:: REQUIRED TASK ::
Render the material again word for word, skipping the pictures in it.
* start EXERCISE MATERIAL *
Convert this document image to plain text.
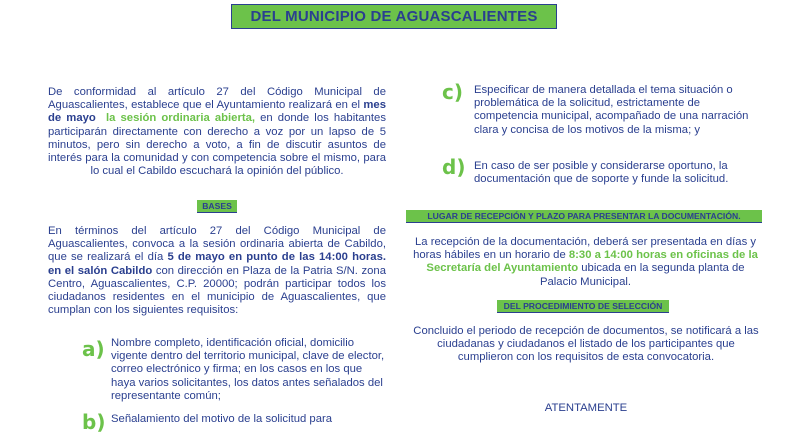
DEL MUNICIPIO DE AGUASCALIENTES
De conformidad al artículo 27 del Código Municipal de Aguascalientes, establece que el Ayuntamiento realizará en el mes de mayo la sesión ordinaria abierta, en donde los habitantes participarán directamente con derecho a voz por un lapso de 5 minutos, pero sin derecho a voto, a fin de discutir asuntos de interés para la comunidad y con competencia sobre el mismo, para lo cual el Cabildo escuchará la opinión del público.
BASES
En términos del artículo 27 del Código Municipal de Aguascalientes, convoca a la sesión ordinaria abierta de Cabildo, que se realizará el día 5 de mayo en punto de las 14:00 horas. en el salón Cabildo con dirección en Plaza de la Patria S/N. zona Centro, Aguascalientes, C.P. 20000; podrán participar todos los ciudadanos residentes en el municipio de Aguascalientes, que cumplan con los siguientes requisitos:
a) Nombre completo, identificación oficial, domicilio vigente dentro del territorio municipal, clave de elector, correo electrónico y firma; en los casos en los que haya varios solicitantes, los datos antes señalados del representante común;
b) Señalamiento del motivo de la solicitud para
c) Especificar de manera detallada el tema situación o problemática de la solicitud, estrictamente de competencia municipal, acompañado de una narración clara y concisa de los motivos de la misma; y
d) En caso de ser posible y considerarse oportuno, la documentación que de soporte y funde la solicitud.
LUGAR DE RECEPCIÓN Y PLAZO PARA PRESENTAR LA DOCUMENTACIÓN.
La recepción de la documentación, deberá ser presentada en días y horas hábiles en un horario de 8:30 a 14:00 horas en oficinas de la Secretaría del Ayuntamiento ubicada en la segunda planta de Palacio Municipal.
DEL PROCEDIMIENTO DE SELECCIÓN
Concluido el periodo de recepción de documentos, se notificará a las ciudadanas y ciudadanos el listado de los participantes que cumplieron con los requisitos de esta convocatoria.
ATENTAMENTE
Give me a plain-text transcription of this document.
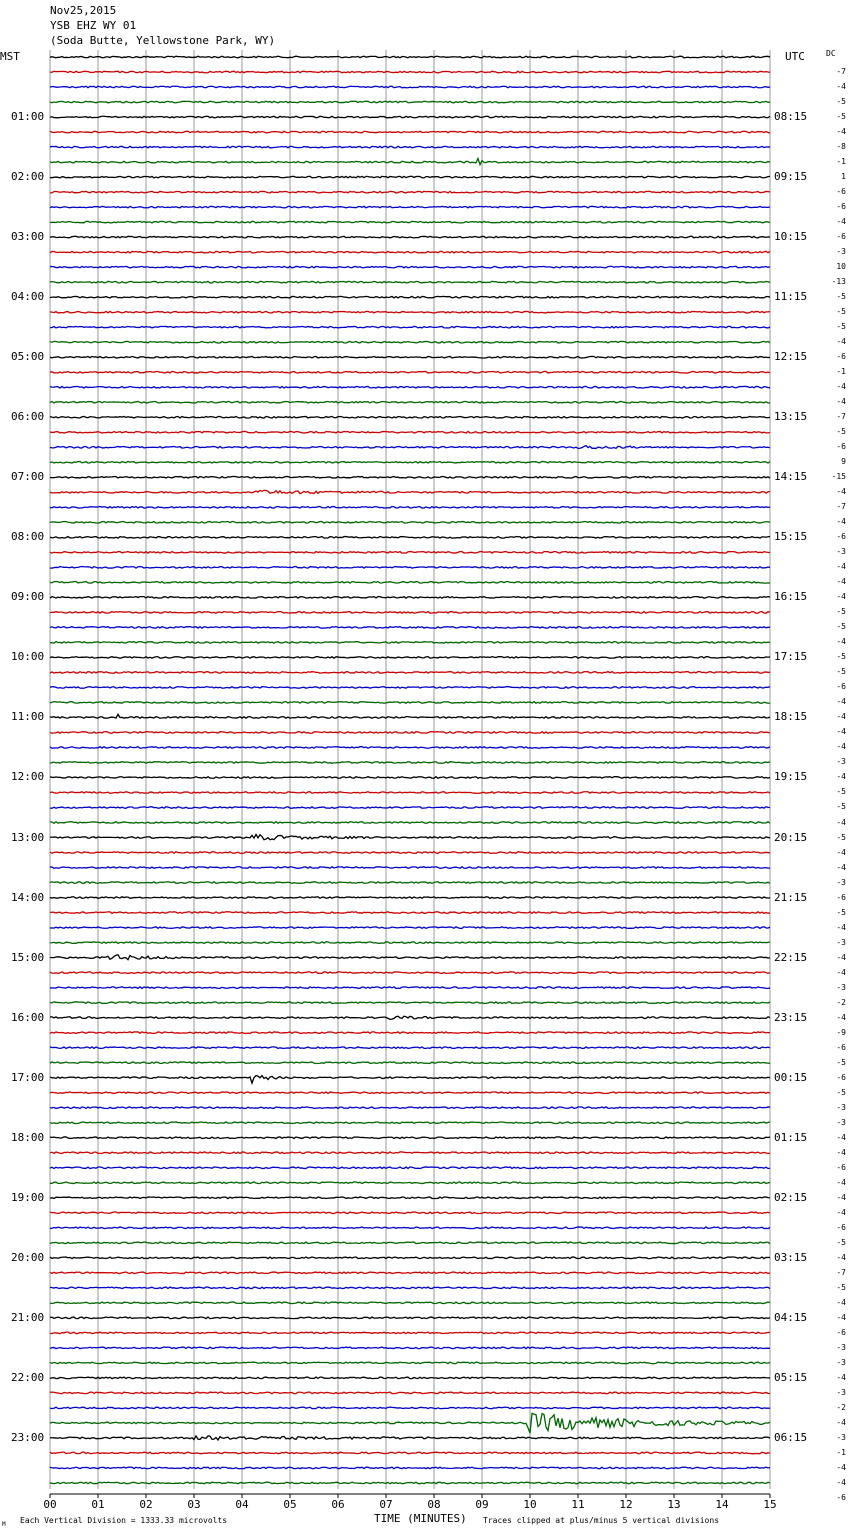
Nov25,2015
YSB EHZ WY 01
(Soda Butte, Yellowstone Park, WY)
MST	UTC	DC
00	01	02	03	04	05	06	07	08	09	10	11	12	13	14	15
TIME (MINUTES)
Each Vertical Division = 1333.33 microvolts	Traces clipped at plus/minus 5 vertical divisions
M
01:00
02:00
03:00
04:00
05:00
06:00
07:00
08:00
09:00
10:00
11:00
12:00
13:00
14:00
15:00
16:00
17:00
18:00
19:00
20:00
21:00
22:00
23:00
08:15
09:15
10:15
11:15
12:15
13:15
14:15
15:15
16:15
17:15
18:15
19:15
20:15
21:15
22:15
23:15
00:15
01:15
02:15
03:15
04:15
05:15
06:15
-7
-4
-5
-5
-4
-8
-1
1
-6
-6
-4
-6
-3
10
-13
-5
-5
-5
-4
-6
-1
-4
-4
-7
-5
-6
9
-15
-4
-7
-4
-6
-3
-4
-4
-4
-5
-5
-4
-5
-5
-6
-4
-4
-4
-4
-3
-4
-5
-5
-4
-5
-4
-4
-3
-6
-5
-4
-3
-4
-4
-3
-2
-4
-9
-6
-5
-6
-5
-3
-3
-4
-4
-6
-4
-4
-4
-6
-5
-4
-7
-5
-4
-4
-6
-3
-3
-4
-3
-2
-4
-3
-1
-4
-4
-6
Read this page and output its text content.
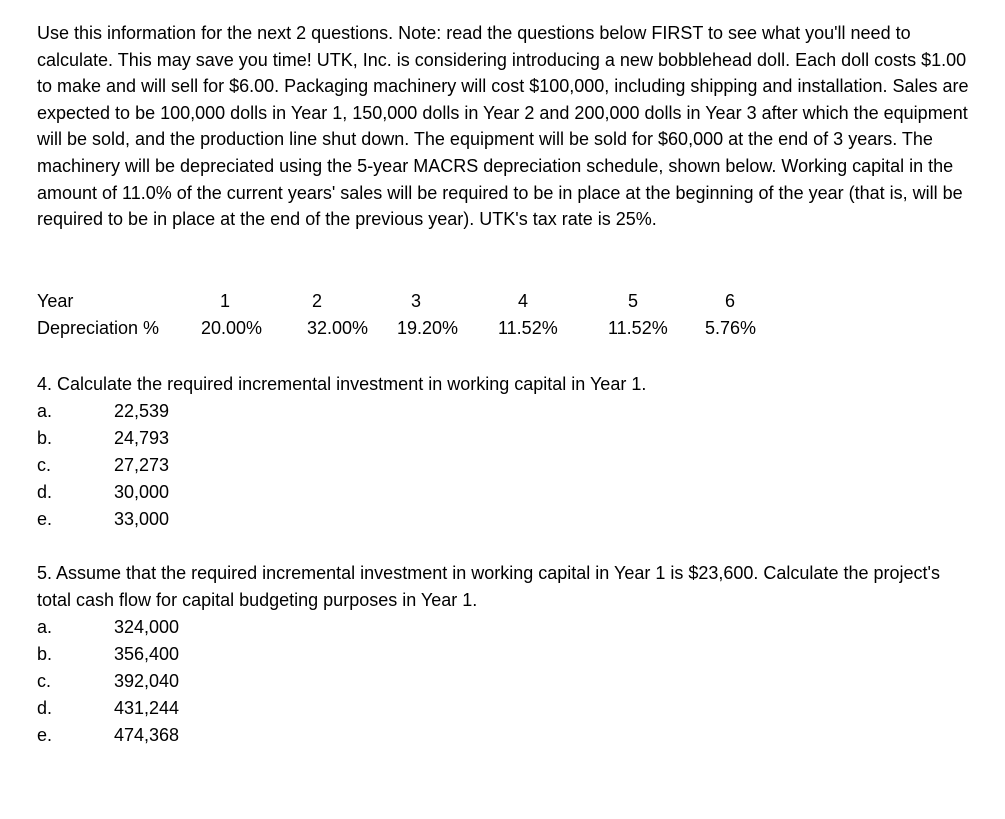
Use this information for the next 2 questions. Note: read the questions below FIRST to see what you'll need to calculate. This may save you time! UTK, Inc. is considering introducing a new bobblehead doll. Each doll costs $1.00 to make and will sell for $6.00. Packaging machinery will cost $100,000, including shipping and installation. Sales are expected to be 100,000 dolls in Year 1, 150,000 dolls in Year 2 and 200,000 dolls in Year 3 after which the equipment will be sold, and the production line shut down. The equipment will be sold for $60,000 at the end of 3 years. The machinery will be depreciated using the 5-year MACRS depreciation schedule, shown below. Working capital in the amount of 11.0% of the current years' sales will be required to be in place at the beginning of the year (that is, will be required to be in place at the end of the previous year). UTK's tax rate is 25%.

Year	1	2	3	4	5	6
Depreciation % 20.00% 32.00% 19.20% 11.52%	11.52% 5.76%

4. Calculate the required incremental investment in working capital in Year 1.

a.	22,539
b.	24,793
c.	27,273
d.	30,000
e.	33,000

5. Assume that the required incremental investment in working capital in Year 1 is $23,600. Calculate the project's total cash flow for capital budgeting purposes in Year 1.

a.	324,000
b.	356,400
c.	392,040
d.	431,244
e.	474,368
* end EXERCISE MATERIAL *
:: EXPECTED OUTPUT ::
Convert this document image to plain text.
DEL MUNICIPIO DE AGUASCALIENTES
De conformidad al artículo 27 del Código Municipal de Aguascalientes, establece que el Ayuntamiento realizará en el mes de mayo la sesión ordinaria abierta, en donde los habitantes participarán directamente con derecho a voz por un lapso de 5 minutos, pero sin derecho a voto, a fin de discutir asuntos de interés para la comunidad y con competencia sobre el mismo, para lo cual el Cabildo escuchará la opinión del público.
BASES
En términos del artículo 27 del Código Municipal de Aguascalientes, convoca a la sesión ordinaria abierta de Cabildo, que se realizará el día 5 de mayo en punto de las 14:00 horas. en el salón Cabildo con dirección en Plaza de la Patria S/N. zona Centro, Aguascalientes, C.P. 20000; podrán participar todos los ciudadanos residentes en el municipio de Aguascalientes, que cumplan con los siguientes requisitos:
a) Nombre completo, identificación oficial, domicilio vigente dentro del territorio municipal, clave de elector, correo electrónico y firma; en los casos en los que haya varios solicitantes, los datos antes señalados del representante común;
b) Señalamiento del motivo de la solicitud para
c) Especificar de manera detallada el tema situación o problemática de la solicitud, estrictamente de competencia municipal, acompañado de una narración clara y concisa de los motivos de la misma; y
d) En caso de ser posible y considerarse oportuno, la documentación que de soporte y funde la solicitud.
LUGAR DE RECEPCIÓN Y PLAZO PARA PRESENTAR LA DOCUMENTACIÓN.
La recepción de la documentación, deberá ser presentada en días y horas hábiles en un horario de 8:30 a 14:00 horas en oficinas de la Secretaría del Ayuntamiento ubicada en la segunda planta de Palacio Municipal.
DEL PROCEDIMIENTO DE SELECCIÓN
Concluido el periodo de recepción de documentos, se notificará a las ciudadanas y ciudadanos el listado de los participantes que cumplieron con los requisitos de esta convocatoria.
ATENTAMENTE
Give me a plain-text transcription of this document.
Nov25,2015
YSB EHZ WY 01
(Soda Butte, Yellowstone Park, WY)
MST	UTC	DC
00	01	02	03	04	05	06	07	08	09	10	11	12	13	14	15
TIME (MINUTES)
Each Vertical Division = 1333.33 microvolts	Traces clipped at plus/minus 5 vertical divisions
M
01:00
02:00
03:00
04:00
05:00
06:00
07:00
08:00
09:00
10:00
11:00
12:00
13:00
14:00
15:00
16:00
17:00
18:00
19:00
20:00
21:00
22:00
23:00
08:15
09:15
10:15
11:15
12:15
13:15
14:15
15:15
16:15
17:15
18:15
19:15
20:15
21:15
22:15
23:15
00:15
01:15
02:15
03:15
04:15
05:15
06:15
-7
-4
-5
-5
-4
-8
-1
1
-6
-6
-4
-6
-3
10
-13
-5
-5
-5
-4
-6
-1
-4
-4
-7
-5
-6
9
-15
-4
-7
-4
-6
-3
-4
-4
-4
-5
-5
-4
-5
-5
-6
-4
-4
-4
-4
-3
-4
-5
-5
-4
-5
-4
-4
-3
-6
-5
-4
-3
-4
-4
-3
-2
-4
-9
-6
-5
-6
-5
-3
-3
-4
-4
-6
-4
-4
-4
-6
-5
-4
-7
-5
-4
-4
-6
-3
-3
-4
-3
-2
-4
-3
-1
-4
-4
-6
Read this page and output its text content.
Use this information for the next 2 questions. Note: read the questions below FIRST to see what you'll need to calculate. This may save you time! UTK, Inc. is considering introducing a new bobblehead doll. Each doll costs $1.00 to make and will sell for $6.00. Packaging machinery will cost $100,000, including shipping and installation. Sales are expected to be 100,000 dolls in Year 1, 150,000 dolls in Year 2 and 200,000 dolls in Year 3 after which the equipment will be sold, and the production line shut down. The equipment will be sold for $60,000 at the end of 3 years. The machinery will be depreciated using the 5-year MACRS depreciation schedule, shown below. Working capital in the amount of 11.0% of the current years' sales will be required to be in place at the beginning of the year (that is, will be required to be in place at the end of the previous year). UTK's tax rate is 25%.

Year	1	2	3	4	5	6
Depreciation % 20.00% 32.00% 19.20% 11.52%	11.52% 5.76%

4. Calculate the required incremental investment in working capital in Year 1.

a.	22,539
b.	24,793
c.	27,273
d.	30,000
e.	33,000

5. Assume that the required incremental investment in working capital in Year 1 is $23,600. Calculate the project's total cash flow for capital budgeting purposes in Year 1.

a.	324,000
b.	356,400
c.	392,040
d.	431,244
e.	474,368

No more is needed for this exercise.